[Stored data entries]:

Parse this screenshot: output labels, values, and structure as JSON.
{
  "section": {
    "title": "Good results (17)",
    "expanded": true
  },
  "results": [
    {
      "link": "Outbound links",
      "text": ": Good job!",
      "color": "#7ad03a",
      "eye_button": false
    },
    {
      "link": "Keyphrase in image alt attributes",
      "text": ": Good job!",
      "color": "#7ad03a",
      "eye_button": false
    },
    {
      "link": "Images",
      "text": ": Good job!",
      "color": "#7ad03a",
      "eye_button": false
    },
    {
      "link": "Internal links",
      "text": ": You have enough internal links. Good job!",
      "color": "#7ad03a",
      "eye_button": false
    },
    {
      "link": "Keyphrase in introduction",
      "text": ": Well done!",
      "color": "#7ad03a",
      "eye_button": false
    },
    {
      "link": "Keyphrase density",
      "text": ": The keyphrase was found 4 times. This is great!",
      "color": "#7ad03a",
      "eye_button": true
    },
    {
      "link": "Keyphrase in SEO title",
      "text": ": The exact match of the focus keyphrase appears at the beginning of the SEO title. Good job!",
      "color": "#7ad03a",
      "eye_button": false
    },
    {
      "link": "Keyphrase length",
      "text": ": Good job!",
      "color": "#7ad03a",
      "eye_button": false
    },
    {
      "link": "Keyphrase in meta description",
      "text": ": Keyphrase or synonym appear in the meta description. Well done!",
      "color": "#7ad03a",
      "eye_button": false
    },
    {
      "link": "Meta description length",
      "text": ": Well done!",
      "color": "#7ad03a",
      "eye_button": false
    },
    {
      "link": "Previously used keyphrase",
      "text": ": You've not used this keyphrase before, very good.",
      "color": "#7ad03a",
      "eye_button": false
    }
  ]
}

[Task goal]:
Copy each line of the data above without altering a single character.

[Finished exercise]:
Parse this screenshot: output labels, values, and structure as JSON.
{
  "section": {
    "title": "Good results (17)",
    "expanded": true
  },
  "results": [
    {
      "link": "Outbound links",
      "text": ": Good job!",
      "color": "#7ad03a",
      "eye_button": false
    },
    {
      "link": "Keyphrase in image alt attributes",
      "text": ": Good job!",
      "color": "#7ad03a",
      "eye_button": false
    },
    {
      "link": "Images",
      "text": ": Good job!",
      "color": "#7ad03a",
      "eye_button": false
    },
    {
      "link": "Internal links",
      "text": ": You have enough internal links. Good job!",
      "color": "#7ad03a",
      "eye_button": false
    },
    {
      "link": "Keyphrase in introduction",
      "text": ": Well done!",
      "color": "#7ad03a",
      "eye_button": false
    },
    {
      "link": "Keyphrase density",
      "text": ": The keyphrase was found 4 times. This is great!",
      "color": "#7ad03a",
      "eye_button": true
    },
    {
      "link": "Keyphrase in SEO title",
      "text": ": The exact match of the focus keyphrase appears at the beginning of the SEO title. Good job!",
      "color": "#7ad03a",
      "eye_button": false
    },
    {
      "link": "Keyphrase length",
      "text": ": Good job!",
      "color": "#7ad03a",
      "eye_button": false
    },
    {
      "link": "Keyphrase in meta description",
      "text": ": Keyphrase or synonym appear in the meta description. Well done!",
      "color": "#7ad03a",
      "eye_button": false
    },
    {
      "link": "Meta description length",
      "text": ": Well done!",
      "color": "#7ad03a",
      "eye_button": false
    },
    {
      "link": "Previously used keyphrase",
      "text": ": You've not used this keyphrase before, very good.",
      "color": "#7ad03a",
      "eye_button": false
    }
  ]
}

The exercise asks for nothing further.